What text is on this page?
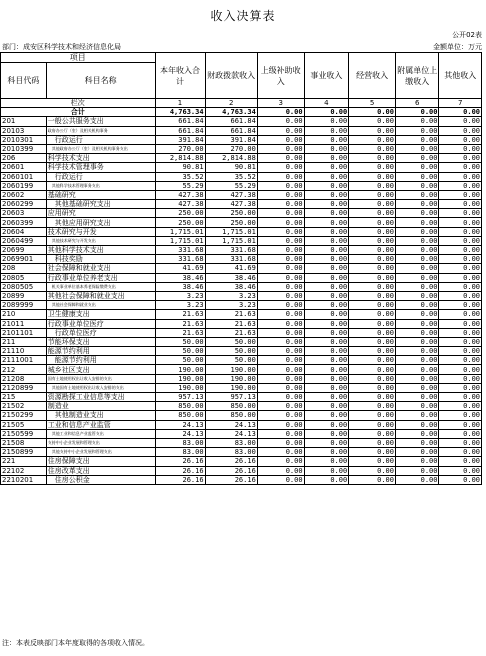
收入决算表
公开02表
部门：成安区科学技术和经济信息化局	金额单位：万元
项目		本年收入合计	财政拨款收入	上级补助收入	事业收入	经营收入	附属单位上缴收入	其他收入
科目代码	科目名称							
栏次		1	2	3	4	5	6	7
合计		4,763.34	4,763.34	0.00	0.00	0.00	0.00	0.00
201	一般公共服务支出	661.84	661.84	0.00	0.00	0.00	0.00	0.00
20103	政府办公厅（室）及相关机构事务	661.84	661.84	0.00	0.00	0.00	0.00	0.00
2010301	　行政运行	391.84	391.84	0.00	0.00	0.00	0.00	0.00
2010399	　其他政府办公厅（室）及相关机构事务支出	270.00	270.00	0.00	0.00	0.00	0.00	0.00
206	科学技术支出	2,814.88	2,814.88	0.00	0.00	0.00	0.00	0.00
20601	科学技术管理事务	90.81	90.81	0.00	0.00	0.00	0.00	0.00
2060101	　行政运行	35.52	35.52	0.00	0.00	0.00	0.00	0.00
2060199	　其他科学技术管理事务支出	55.29	55.29	0.00	0.00	0.00	0.00	0.00
20602	基础研究	427.38	427.38	0.00	0.00	0.00	0.00	0.00
2060299	　其他基础研究支出	427.38	427.38	0.00	0.00	0.00	0.00	0.00
20603	应用研究	250.00	250.00	0.00	0.00	0.00	0.00	0.00
2060399	　其他应用研究支出	250.00	250.00	0.00	0.00	0.00	0.00	0.00
20604	技术研究与开发	1,715.01	1,715.01	0.00	0.00	0.00	0.00	0.00
2060499	　其他技术研究与开发支出	1,715.01	1,715.01	0.00	0.00	0.00	0.00	0.00
20699	其他科学技术支出	331.68	331.68	0.00	0.00	0.00	0.00	0.00
2069901	　科技奖励	331.68	331.68	0.00	0.00	0.00	0.00	0.00
208	社会保障和就业支出	41.69	41.69	0.00	0.00	0.00	0.00	0.00
20805	行政事业单位养老支出	38.46	38.46	0.00	0.00	0.00	0.00	0.00
2080505	　机关事业单位基本养老保险缴费支出	38.46	38.46	0.00	0.00	0.00	0.00	0.00
20899	其他社会保障和就业支出	3.23	3.23	0.00	0.00	0.00	0.00	0.00
2089999	　其他社会保障和就业支出	3.23	3.23	0.00	0.00	0.00	0.00	0.00
210	卫生健康支出	21.63	21.63	0.00	0.00	0.00	0.00	0.00
21011	行政事业单位医疗	21.63	21.63	0.00	0.00	0.00	0.00	0.00
2101101	　行政单位医疗	21.63	21.63	0.00	0.00	0.00	0.00	0.00
211	节能环保支出	50.00	50.00	0.00	0.00	0.00	0.00	0.00
21110	能源节约利用	50.00	50.00	0.00	0.00	0.00	0.00	0.00
2111001	　能源节约利用	50.00	50.00	0.00	0.00	0.00	0.00	0.00
212	城乡社区支出	190.00	190.00	0.00	0.00	0.00	0.00	0.00
21208	国有土地使用权出让收入安排的支出	190.00	190.00	0.00	0.00	0.00	0.00	0.00
2120899	　其他国有土地使用权出让收入安排的支出	190.00	190.00	0.00	0.00	0.00	0.00	0.00
215	资源勘探工业信息等支出	957.13	957.13	0.00	0.00	0.00	0.00	0.00
21502	制造业	850.00	850.00	0.00	0.00	0.00	0.00	0.00
2150299	　其他制造业支出	850.00	850.00	0.00	0.00	0.00	0.00	0.00
21505	工业和信息产业监管	24.13	24.13	0.00	0.00	0.00	0.00	0.00
2150599	　其他工业和信息产业监管支出	24.13	24.13	0.00	0.00	0.00	0.00	0.00
21508	支持中小企业发展和管理支出	83.00	83.00	0.00	0.00	0.00	0.00	0.00
2150899	　其他支持中小企业发展和管理支出	83.00	83.00	0.00	0.00	0.00	0.00	0.00
221	住房保障支出	26.16	26.16	0.00	0.00	0.00	0.00	0.00
22102	住房改革支出	26.16	26.16	0.00	0.00	0.00	0.00	0.00
2210201	　住房公积金	26.16	26.16	0.00	0.00	0.00	0.00	0.00
注：本表反映部门本年度取得的各项收入情况。
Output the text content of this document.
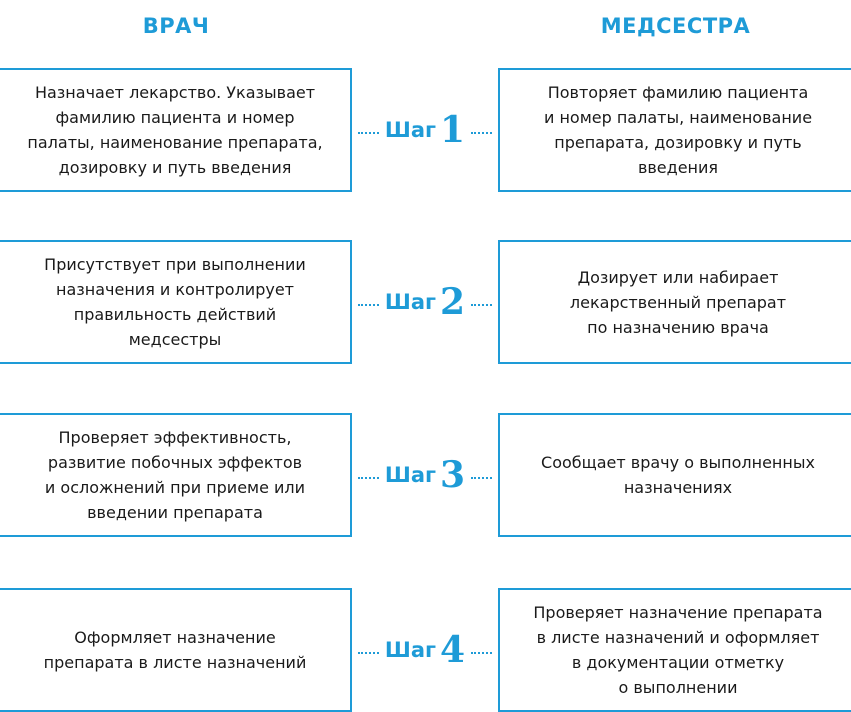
ВРАЧ	МЕДСЕСТРА
Назначает лекарство. Указывает
фамилию пациента и номер
палаты, наименование препарата,
дозировку и путь введения
Шаг 1
Повторяет фамилию пациента
и номер палаты, наименование
препарата, дозировку и путь
введения
Присутствует при выполнении
назначения и контролирует
правильность действий
медсестры
Шаг 2
Дозирует или набирает
лекарственный препарат
по назначению врача
Проверяет эффективность,
развитие побочных эффектов
и осложнений при приеме или
введении препарата
Шаг 3	Сообщает врачу о выполненных
назначениях
Оформляет назначение
препарата в листе назначений
Шаг 4
Проверяет назначение препарата
в листе назначений и оформляет
в документации отметку
о выполнении
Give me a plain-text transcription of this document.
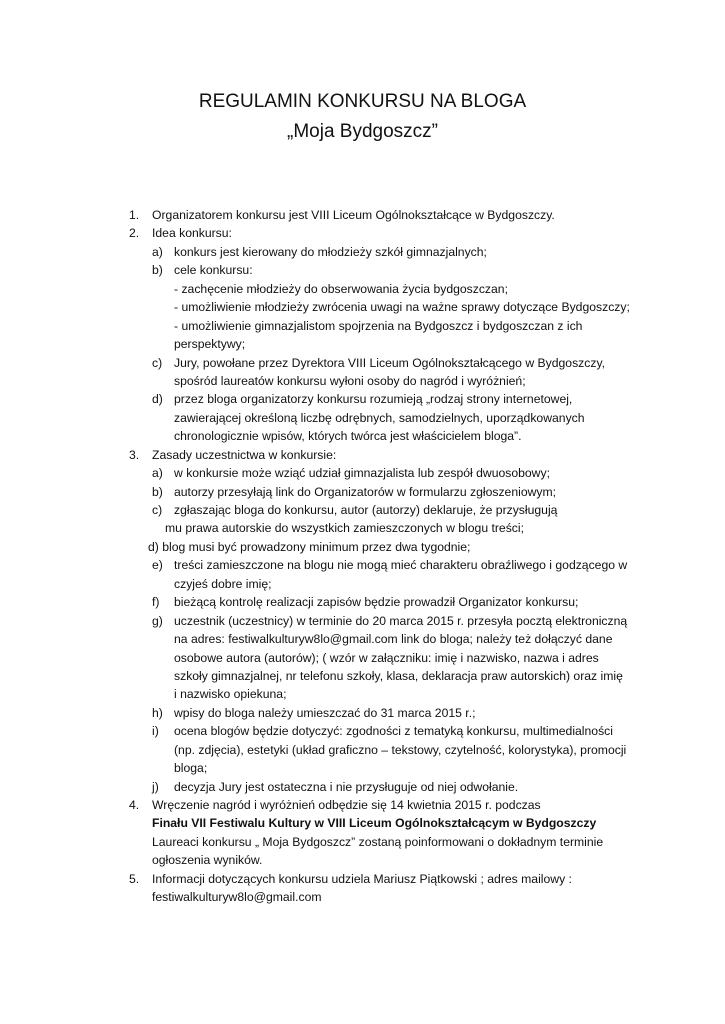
REGULAMIN KONKURSU NA BLOGA
„Moja Bydgoszcz”
1. Organizatorem konkursu jest VIII Liceum Ogólnokształcące w Bydgoszczy.
2. Idea konkursu:
a) konkurs jest kierowany do młodzieży szkół gimnazjalnych;
b) cele konkursu:
- zachęcenie młodzieży do obserwowania życia bydgoszczan;
- umożliwienie młodzieży zwrócenia uwagi na ważne sprawy dotyczące Bydgoszczy;
- umożliwienie gimnazjalistom spojrzenia na Bydgoszcz i bydgoszczan z ich
perspektywy;
c) Jury, powołane przez Dyrektora VIII Liceum Ogólnokształcącego w Bydgoszczy,
spośród laureatów konkursu wyłoni osoby do nagród i wyróżnień;
d) przez bloga organizatorzy konkursu rozumieją „rodzaj strony internetowej,
zawierającej określoną liczbę odrębnych, samodzielnych, uporządkowanych
chronologicznie wpisów, których twórca jest właścicielem bloga”.
3. Zasady uczestnictwa w konkursie:
a) w konkursie może wziąć udział gimnazjalista lub zespół dwuosobowy;
b) autorzy przesyłają link do Organizatorów w formularzu zgłoszeniowym;
c) zgłaszając bloga do konkursu, autor (autorzy) deklaruje, że przysługują
mu prawa autorskie do wszystkich zamieszczonych w blogu treści;
d) blog musi być prowadzony minimum przez dwa tygodnie;
e) treści zamieszczone na blogu nie mogą mieć charakteru obraźliwego i godzącego w
czyjeś dobre imię;
f) bieżącą kontrolę realizacji zapisów będzie prowadził Organizator konkursu;
g) uczestnik (uczestnicy) w terminie do 20 marca 2015 r. przesyła pocztą elektroniczną
na adres: festiwalkulturyw8lo@gmail.com link do bloga; należy też dołączyć dane
osobowe autora (autorów); ( wzór w załączniku: imię i nazwisko, nazwa i adres
szkoły gimnazjalnej, nr telefonu szkoły, klasa, deklaracja praw autorskich) oraz imię
i nazwisko opiekuna;
h) wpisy do bloga należy umieszczać do 31 marca 2015 r.;
i) ocena blogów będzie dotyczyć: zgodności z tematyką konkursu, multimedialności
(np. zdjęcia), estetyki (układ graficzno – tekstowy, czytelność, kolorystyka), promocji
bloga;
j) decyzja Jury jest ostateczna i nie przysługuje od niej odwołanie.
4. Wręczenie nagród i wyróżnień odbędzie się 14 kwietnia 2015 r. podczas
Finału VII Festiwalu Kultury w VIII Liceum Ogólnokształcącym w Bydgoszczy
Laureaci konkursu „ Moja Bydgoszcz” zostaną poinformowani o dokładnym terminie
ogłoszenia wyników.
5. Informacji dotyczących konkursu udziela Mariusz Piątkowski ; adres mailowy :
festiwalkulturyw8lo@gmail.com
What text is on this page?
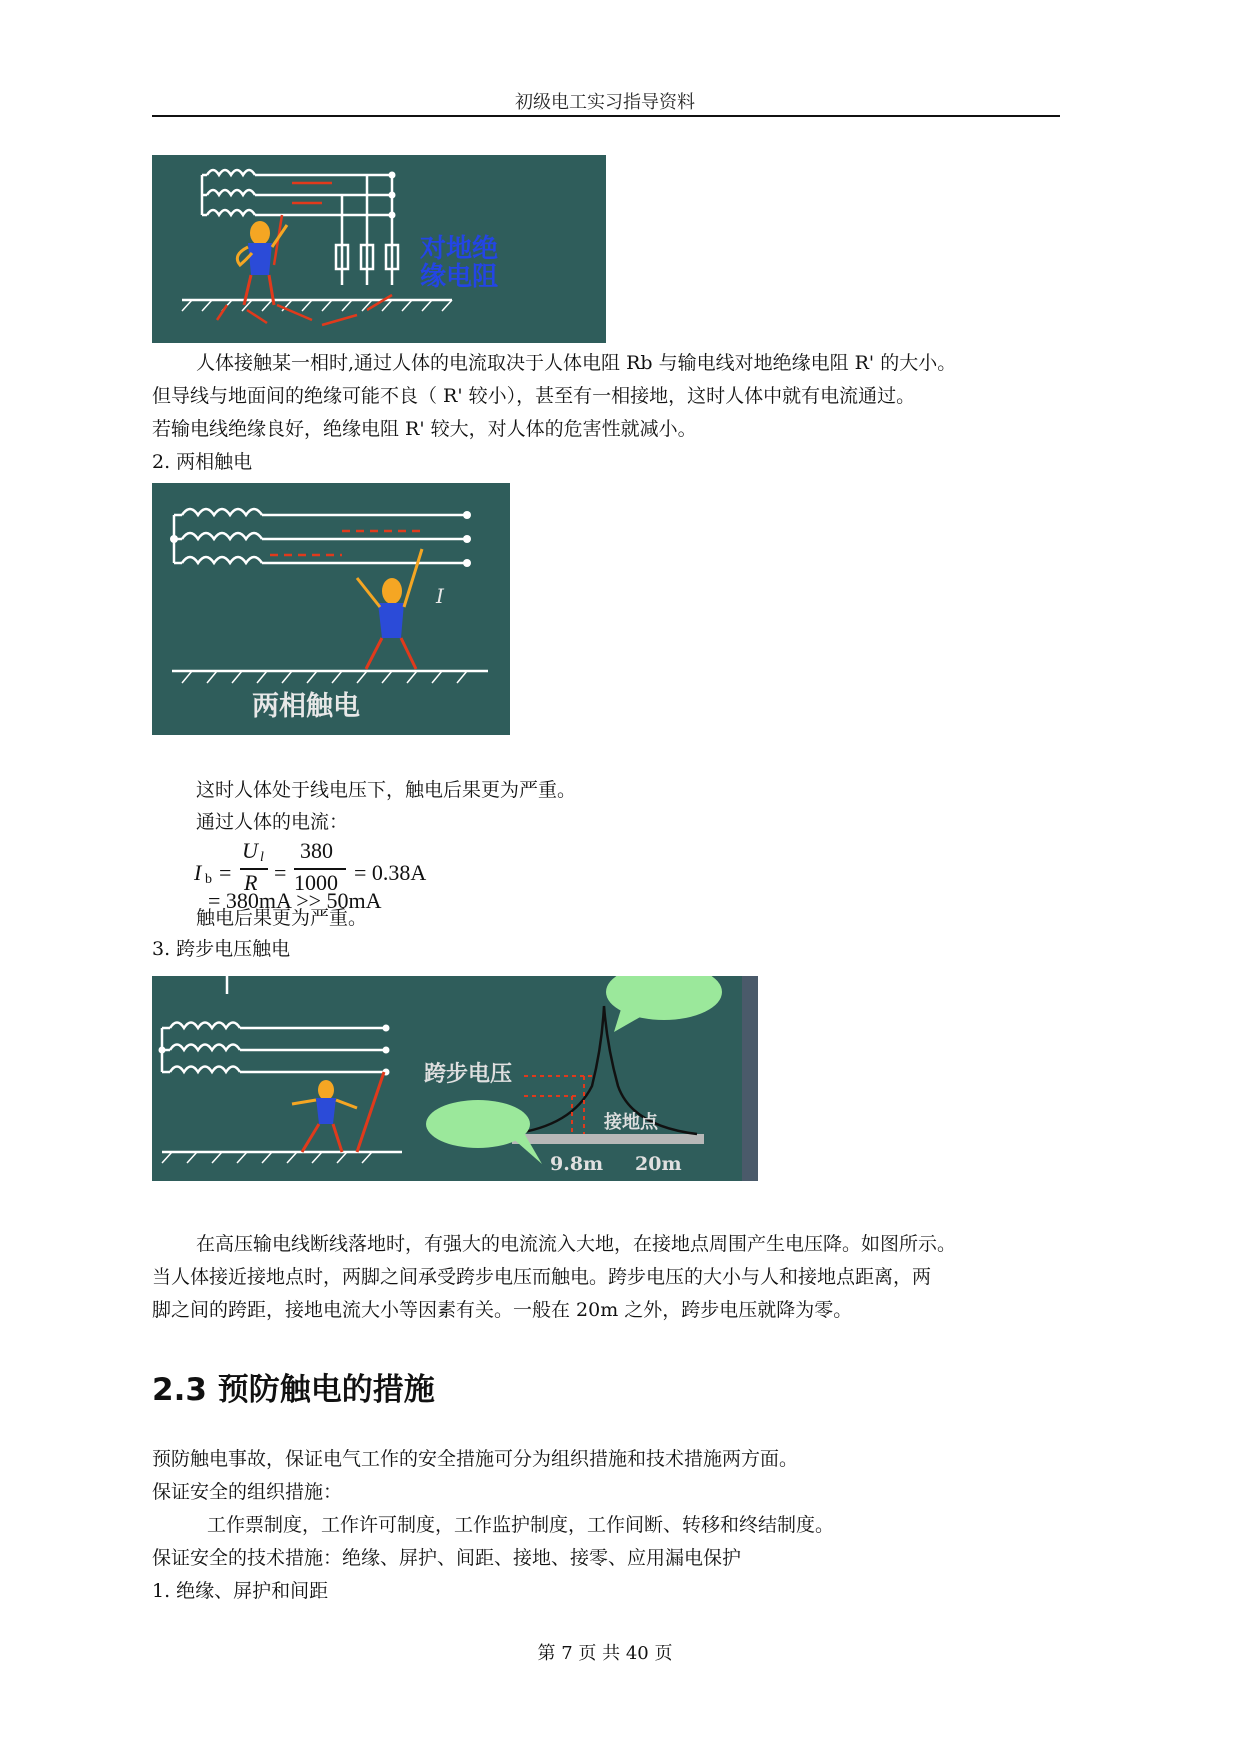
初级电工实习指导资料
对地绝
缘电阻
人体接触某一相时,通过人体的电流取决于人体电阻 Rb 与输电线对地绝缘电阻 R' 的大小。
但导线与地面间的绝缘可能不良（ R' 较小），甚至有一相接地，这时人体中就有电流通过。
若输电线绝缘良好，绝缘电阻 R' 较大，对人体的危害性就减小。
2. 两相触电
I
两相触电
这时人体处于线电压下，触电后果更为严重。
通过人体的电流：
I b =
U l
R =
380
1000 = 0.38A
= 380mA >> 50mA
触电后果更为严重。
3. 跨步电压触电
跨步电压
接地点
9.8m 20m
在高压输电线断线落地时，有强大的电流流入大地，在接地点周围产生电压降。如图所示。
当人体接近接地点时，两脚之间承受跨步电压而触电。跨步电压的大小与人和接地点距离，两
脚之间的跨距，接地电流大小等因素有关。一般在 20m 之外，跨步电压就降为零。
2.3 预防触电的措施
预防触电事故，保证电气工作的安全措施可分为组织措施和技术措施两方面。
保证安全的组织措施：
工作票制度，工作许可制度，工作监护制度，工作间断、转移和终结制度。
保证安全的技术措施：绝缘、屏护、间距、接地、接零、应用漏电保护
1. 绝缘、屏护和间距
第 7 页 共 40 页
------------------------------------
§ SET EXERCISE: Pick out each line in the material containing "nazwisko".

§ ANSWER TO THE TASK:
osobowe autora (autorów); ( wzór w załączniku: imię i nazwisko, nazwa i adres
i nazwisko opiekuna;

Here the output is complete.